■ **TASK**: Determine how many lines of this material contain "تيمية". Give only the number.

Saved data entries
■ ■ ■ ■ ■ ■ ■
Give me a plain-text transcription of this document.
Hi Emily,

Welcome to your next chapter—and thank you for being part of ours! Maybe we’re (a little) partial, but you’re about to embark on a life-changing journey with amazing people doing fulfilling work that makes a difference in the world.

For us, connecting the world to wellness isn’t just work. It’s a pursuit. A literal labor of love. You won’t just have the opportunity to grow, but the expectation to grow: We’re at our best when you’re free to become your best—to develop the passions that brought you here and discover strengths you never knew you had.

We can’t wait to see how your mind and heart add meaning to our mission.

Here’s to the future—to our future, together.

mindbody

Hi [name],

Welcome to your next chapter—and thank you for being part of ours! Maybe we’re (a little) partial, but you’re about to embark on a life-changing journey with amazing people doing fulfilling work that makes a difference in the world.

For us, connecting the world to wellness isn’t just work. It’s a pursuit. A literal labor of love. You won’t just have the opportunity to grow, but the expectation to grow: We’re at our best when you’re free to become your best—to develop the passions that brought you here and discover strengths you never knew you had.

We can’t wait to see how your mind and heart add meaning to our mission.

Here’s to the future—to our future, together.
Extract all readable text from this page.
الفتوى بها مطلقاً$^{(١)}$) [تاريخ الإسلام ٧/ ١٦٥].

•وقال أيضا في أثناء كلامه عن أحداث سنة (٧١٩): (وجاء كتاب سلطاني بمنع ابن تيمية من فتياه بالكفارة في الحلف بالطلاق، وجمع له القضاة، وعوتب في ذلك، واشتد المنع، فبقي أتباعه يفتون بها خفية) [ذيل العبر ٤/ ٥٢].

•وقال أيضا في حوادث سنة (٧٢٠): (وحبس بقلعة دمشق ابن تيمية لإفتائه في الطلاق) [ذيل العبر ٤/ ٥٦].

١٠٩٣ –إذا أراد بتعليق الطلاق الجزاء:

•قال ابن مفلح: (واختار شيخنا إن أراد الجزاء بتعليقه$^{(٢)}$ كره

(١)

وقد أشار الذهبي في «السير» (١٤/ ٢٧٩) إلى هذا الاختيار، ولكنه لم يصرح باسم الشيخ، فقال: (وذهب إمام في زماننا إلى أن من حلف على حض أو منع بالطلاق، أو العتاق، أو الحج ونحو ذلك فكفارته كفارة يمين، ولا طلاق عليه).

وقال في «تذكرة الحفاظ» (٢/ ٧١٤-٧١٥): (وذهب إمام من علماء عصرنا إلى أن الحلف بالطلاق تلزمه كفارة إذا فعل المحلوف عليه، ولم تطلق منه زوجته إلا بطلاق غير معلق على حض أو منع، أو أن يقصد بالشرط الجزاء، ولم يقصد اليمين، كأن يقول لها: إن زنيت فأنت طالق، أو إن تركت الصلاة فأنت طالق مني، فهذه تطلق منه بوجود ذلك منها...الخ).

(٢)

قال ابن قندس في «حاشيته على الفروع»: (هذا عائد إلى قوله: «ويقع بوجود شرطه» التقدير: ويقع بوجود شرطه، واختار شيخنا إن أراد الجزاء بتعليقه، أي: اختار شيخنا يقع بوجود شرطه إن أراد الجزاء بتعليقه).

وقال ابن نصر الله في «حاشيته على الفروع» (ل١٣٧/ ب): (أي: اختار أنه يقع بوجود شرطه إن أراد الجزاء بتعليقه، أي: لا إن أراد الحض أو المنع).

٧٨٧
■ ■ ■ ■ ■ ■ ■
■ **RESPONSE**: 2